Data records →

* begin *

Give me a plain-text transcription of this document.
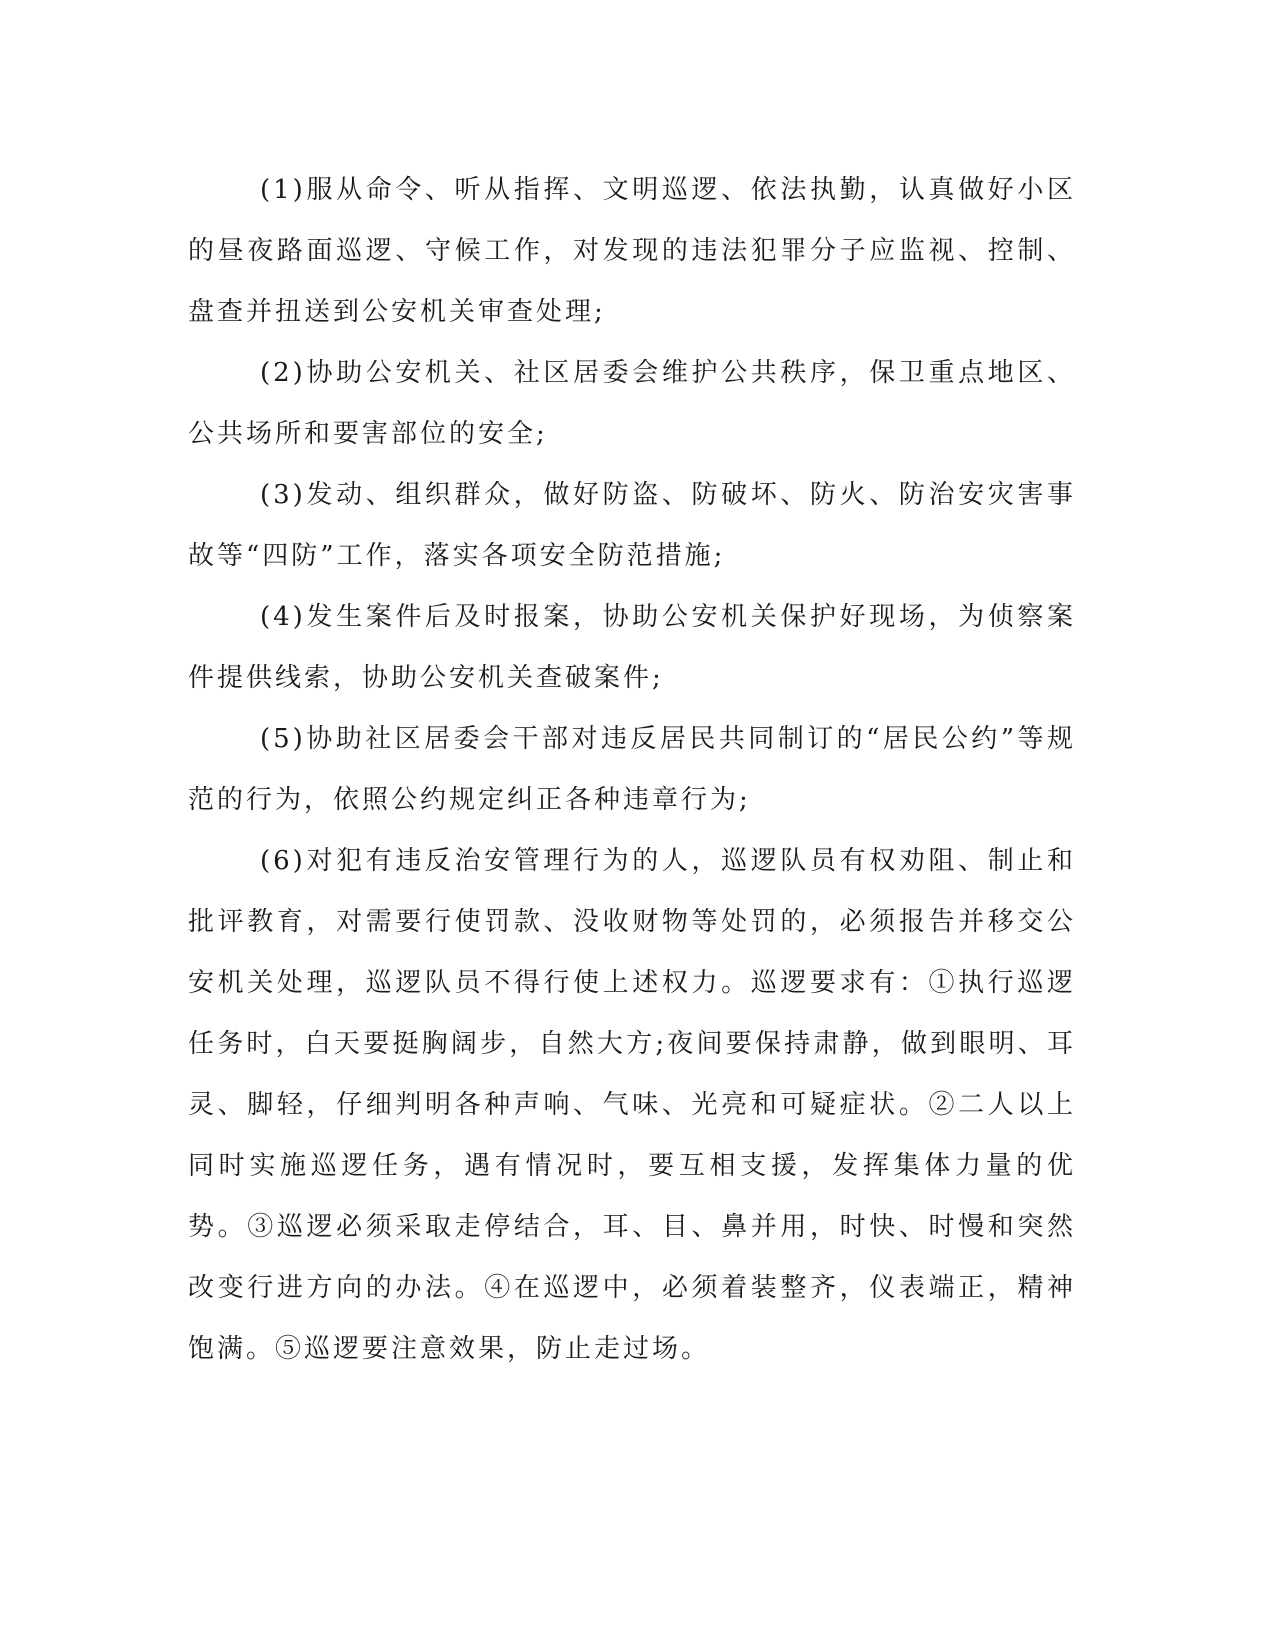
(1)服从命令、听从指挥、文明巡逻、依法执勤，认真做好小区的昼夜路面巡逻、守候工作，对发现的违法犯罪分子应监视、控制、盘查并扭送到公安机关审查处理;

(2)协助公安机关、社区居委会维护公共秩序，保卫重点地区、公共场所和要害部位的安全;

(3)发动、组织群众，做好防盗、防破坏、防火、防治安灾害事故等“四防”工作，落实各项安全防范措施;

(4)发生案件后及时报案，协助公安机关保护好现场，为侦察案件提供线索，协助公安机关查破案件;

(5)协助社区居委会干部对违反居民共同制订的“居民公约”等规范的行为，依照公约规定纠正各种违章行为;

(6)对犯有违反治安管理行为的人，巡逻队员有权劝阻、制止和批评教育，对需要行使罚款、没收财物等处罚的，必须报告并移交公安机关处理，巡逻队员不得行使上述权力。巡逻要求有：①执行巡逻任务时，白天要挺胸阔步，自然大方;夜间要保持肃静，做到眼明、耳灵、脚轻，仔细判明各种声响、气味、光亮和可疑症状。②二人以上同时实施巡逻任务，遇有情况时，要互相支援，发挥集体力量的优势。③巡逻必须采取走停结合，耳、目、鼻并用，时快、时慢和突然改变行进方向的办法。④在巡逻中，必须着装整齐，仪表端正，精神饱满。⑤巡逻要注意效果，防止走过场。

* end *
* begin *

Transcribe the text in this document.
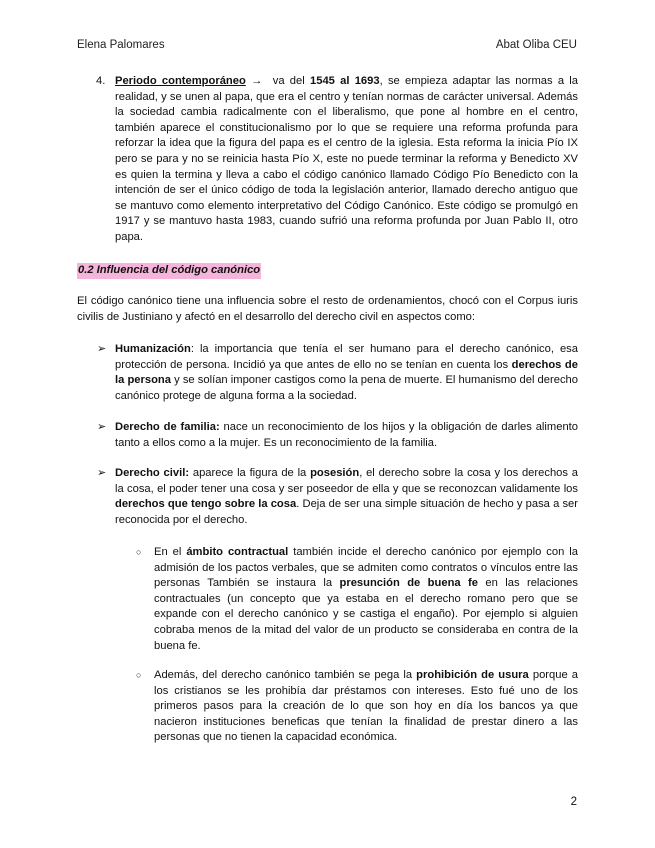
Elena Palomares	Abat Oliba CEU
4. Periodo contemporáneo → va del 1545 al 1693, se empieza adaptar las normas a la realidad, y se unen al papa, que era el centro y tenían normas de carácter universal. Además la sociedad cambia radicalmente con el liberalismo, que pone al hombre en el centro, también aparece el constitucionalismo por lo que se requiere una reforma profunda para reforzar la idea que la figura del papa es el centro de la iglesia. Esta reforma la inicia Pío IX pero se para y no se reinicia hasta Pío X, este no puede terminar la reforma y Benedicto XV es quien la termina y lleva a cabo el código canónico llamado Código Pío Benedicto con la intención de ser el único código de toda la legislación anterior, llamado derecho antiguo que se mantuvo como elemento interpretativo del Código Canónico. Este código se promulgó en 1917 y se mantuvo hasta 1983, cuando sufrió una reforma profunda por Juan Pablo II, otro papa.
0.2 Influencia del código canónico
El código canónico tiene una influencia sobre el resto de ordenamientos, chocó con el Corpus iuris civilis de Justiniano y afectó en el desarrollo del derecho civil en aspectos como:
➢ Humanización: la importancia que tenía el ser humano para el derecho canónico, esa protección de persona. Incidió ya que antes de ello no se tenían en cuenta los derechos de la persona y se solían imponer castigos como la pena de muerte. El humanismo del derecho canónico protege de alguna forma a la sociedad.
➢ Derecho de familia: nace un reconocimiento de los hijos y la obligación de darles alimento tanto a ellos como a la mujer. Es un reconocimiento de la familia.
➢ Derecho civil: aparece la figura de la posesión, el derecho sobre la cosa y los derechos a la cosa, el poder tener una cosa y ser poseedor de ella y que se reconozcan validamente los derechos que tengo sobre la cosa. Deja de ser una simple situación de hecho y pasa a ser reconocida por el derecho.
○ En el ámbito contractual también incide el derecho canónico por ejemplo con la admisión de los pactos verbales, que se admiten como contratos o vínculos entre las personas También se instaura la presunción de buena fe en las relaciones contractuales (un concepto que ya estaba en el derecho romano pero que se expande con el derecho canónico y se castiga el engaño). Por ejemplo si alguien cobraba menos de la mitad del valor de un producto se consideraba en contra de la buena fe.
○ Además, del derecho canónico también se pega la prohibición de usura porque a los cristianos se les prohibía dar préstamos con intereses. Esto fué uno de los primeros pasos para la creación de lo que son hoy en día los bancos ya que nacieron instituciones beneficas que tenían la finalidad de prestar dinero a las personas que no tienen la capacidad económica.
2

* end *

WHAT IS NEEDED →
Find the string "pero" in the entries above and return each line that holds it.

RESPONSE FOR THIS EXERCISE →
4. Periodo contemporáneo → va del 1545 al 1693, se empieza adaptar las normas a la realidad, y se unen al papa, que era el centro y tenían normas de carácter universal. Además la sociedad cambia radicalmente con el liberalismo, que pone al hombre en el centro, también aparece el constitucionalismo por lo que se requiere una reforma profunda para reforzar la idea que la figura del papa es el centro de la iglesia. Esta reforma la inicia Pío IX pero se para y no se reinicia hasta Pío X, este no puede terminar la reforma y Benedicto XV es quien la termina y lleva a cabo el código canónico llamado Código Pío Benedicto con la intención de ser el único código de toda la legislación anterior, llamado derecho antiguo que se mantuvo como elemento interpretativo del Código Canónico. Este código se promulgó en 1917 y se mantuvo hasta 1983, cuando sufrió una reforma profunda por Juan Pablo II, otro papa.
○ En el ámbito contractual también incide el derecho canónico por ejemplo con la admisión de los pactos verbales, que se admiten como contratos o vínculos entre las personas También se instaura la presunción de buena fe en las relaciones contractuales (un concepto que ya estaba en el derecho romano pero que se expande con el derecho canónico y se castiga el engaño). Por ejemplo si alguien cobraba menos de la mitad del valor de un producto se consideraba en contra de la buena fe.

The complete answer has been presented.